Task objective =>
Leave every picture out and write out the records below exactly.

--- Start Records to process ---

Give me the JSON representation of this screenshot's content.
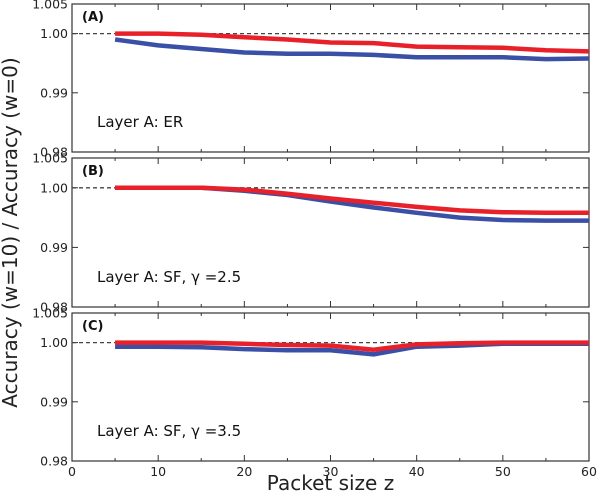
{
  "chart_data": {
    "type": "line",
    "ylabel": "Accuracy (w=10) / Accuracy (w=0)",
    "xlabel": "Packet size z",
    "x_ticks": [
      0,
      10,
      20,
      30,
      40,
      50,
      60
    ],
    "xlim": [
      0,
      60
    ],
    "ylim": [
      0.98,
      1.005
    ],
    "y_ticks": [
      {
        "value": 1.005,
        "label": "1.005"
      },
      {
        "value": 1.0,
        "label": "1.00"
      },
      {
        "value": 0.99,
        "label": "0.99"
      },
      {
        "value": 0.98,
        "label": "0.98"
      }
    ],
    "reference_line": 1.0,
    "colors": {
      "red": "#e8202a",
      "blue": "#3a4fa6",
      "reference": "#444444",
      "axes": "#333333"
    },
    "panels": [
      {
        "letter": "(A)",
        "annotation": "Layer A: ER",
        "series": [
          {
            "name": "red",
            "x": [
              5,
              10,
              15,
              20,
              25,
              30,
              35,
              40,
              45,
              50,
              55,
              60
            ],
            "values": [
              1.0,
              1.0,
              0.9998,
              0.9994,
              0.999,
              0.9985,
              0.9984,
              0.9978,
              0.9977,
              0.9976,
              0.9972,
              0.997
            ]
          },
          {
            "name": "blue",
            "x": [
              5,
              10,
              15,
              20,
              25,
              30,
              35,
              40,
              45,
              50,
              55,
              60
            ],
            "values": [
              0.999,
              0.998,
              0.9974,
              0.9968,
              0.9966,
              0.9966,
              0.9964,
              0.996,
              0.996,
              0.996,
              0.9957,
              0.9958
            ]
          }
        ]
      },
      {
        "letter": "(B)",
        "annotation": "Layer A: SF, γ =2.5",
        "series": [
          {
            "name": "red",
            "x": [
              5,
              10,
              15,
              20,
              25,
              30,
              35,
              40,
              45,
              50,
              55,
              60
            ],
            "values": [
              1.0,
              1.0,
              1.0,
              0.9997,
              0.999,
              0.9982,
              0.9975,
              0.9968,
              0.9962,
              0.9959,
              0.9958,
              0.9958
            ]
          },
          {
            "name": "blue",
            "x": [
              5,
              10,
              15,
              20,
              25,
              30,
              35,
              40,
              45,
              50,
              55,
              60
            ],
            "values": [
              1.0,
              1.0,
              1.0,
              0.9995,
              0.9988,
              0.9977,
              0.9967,
              0.9958,
              0.995,
              0.9946,
              0.9945,
              0.9945
            ]
          }
        ]
      },
      {
        "letter": "(C)",
        "annotation": "Layer A: SF, γ =3.5",
        "series": [
          {
            "name": "red",
            "x": [
              5,
              10,
              15,
              20,
              25,
              30,
              35,
              40,
              45,
              50,
              55,
              60
            ],
            "values": [
              1.0,
              1.0,
              1.0,
              0.9998,
              0.9996,
              0.9995,
              0.9988,
              0.9997,
              0.9999,
              1.0,
              1.0,
              1.0
            ]
          },
          {
            "name": "blue",
            "x": [
              5,
              10,
              15,
              20,
              25,
              30,
              35,
              40,
              45,
              50,
              55,
              60
            ],
            "values": [
              0.9993,
              0.9993,
              0.9992,
              0.9989,
              0.9987,
              0.9987,
              0.998,
              0.9993,
              0.9995,
              0.9998,
              0.9998,
              0.9998
            ]
          }
        ]
      }
    ]
  }
}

--- End Records to process ---

Solution for this problem =>
Give me the JSON representation of this screenshot's content.
{
  "chart_data": {
    "type": "line",
    "ylabel": "Accuracy (w=10) / Accuracy (w=0)",
    "xlabel": "Packet size z",
    "x_ticks": [
      0,
      10,
      20,
      30,
      40,
      50,
      60
    ],
    "xlim": [
      0,
      60
    ],
    "ylim": [
      0.98,
      1.005
    ],
    "y_ticks": [
      {
        "value": 1.005,
        "label": "1.005"
      },
      {
        "value": 1.0,
        "label": "1.00"
      },
      {
        "value": 0.99,
        "label": "0.99"
      },
      {
        "value": 0.98,
        "label": "0.98"
      }
    ],
    "reference_line": 1.0,
    "colors": {
      "red": "#e8202a",
      "blue": "#3a4fa6",
      "reference": "#444444",
      "axes": "#333333"
    },
    "panels": [
      {
        "letter": "(A)",
        "annotation": "Layer A: ER",
        "series": [
          {
            "name": "red",
            "x": [
              5,
              10,
              15,
              20,
              25,
              30,
              35,
              40,
              45,
              50,
              55,
              60
            ],
            "values": [
              1.0,
              1.0,
              0.9998,
              0.9994,
              0.999,
              0.9985,
              0.9984,
              0.9978,
              0.9977,
              0.9976,
              0.9972,
              0.997
            ]
          },
          {
            "name": "blue",
            "x": [
              5,
              10,
              15,
              20,
              25,
              30,
              35,
              40,
              45,
              50,
              55,
              60
            ],
            "values": [
              0.999,
              0.998,
              0.9974,
              0.9968,
              0.9966,
              0.9966,
              0.9964,
              0.996,
              0.996,
              0.996,
              0.9957,
              0.9958
            ]
          }
        ]
      },
      {
        "letter": "(B)",
        "annotation": "Layer A: SF, γ =2.5",
        "series": [
          {
            "name": "red",
            "x": [
              5,
              10,
              15,
              20,
              25,
              30,
              35,
              40,
              45,
              50,
              55,
              60
            ],
            "values": [
              1.0,
              1.0,
              1.0,
              0.9997,
              0.999,
              0.9982,
              0.9975,
              0.9968,
              0.9962,
              0.9959,
              0.9958,
              0.9958
            ]
          },
          {
            "name": "blue",
            "x": [
              5,
              10,
              15,
              20,
              25,
              30,
              35,
              40,
              45,
              50,
              55,
              60
            ],
            "values": [
              1.0,
              1.0,
              1.0,
              0.9995,
              0.9988,
              0.9977,
              0.9967,
              0.9958,
              0.995,
              0.9946,
              0.9945,
              0.9945
            ]
          }
        ]
      },
      {
        "letter": "(C)",
        "annotation": "Layer A: SF, γ =3.5",
        "series": [
          {
            "name": "red",
            "x": [
              5,
              10,
              15,
              20,
              25,
              30,
              35,
              40,
              45,
              50,
              55,
              60
            ],
            "values": [
              1.0,
              1.0,
              1.0,
              0.9998,
              0.9996,
              0.9995,
              0.9988,
              0.9997,
              0.9999,
              1.0,
              1.0,
              1.0
            ]
          },
          {
            "name": "blue",
            "x": [
              5,
              10,
              15,
              20,
              25,
              30,
              35,
              40,
              45,
              50,
              55,
              60
            ],
            "values": [
              0.9993,
              0.9993,
              0.9992,
              0.9989,
              0.9987,
              0.9987,
              0.998,
              0.9993,
              0.9995,
              0.9998,
              0.9998,
              0.9998
            ]
          }
        ]
      }
    ]
  }
}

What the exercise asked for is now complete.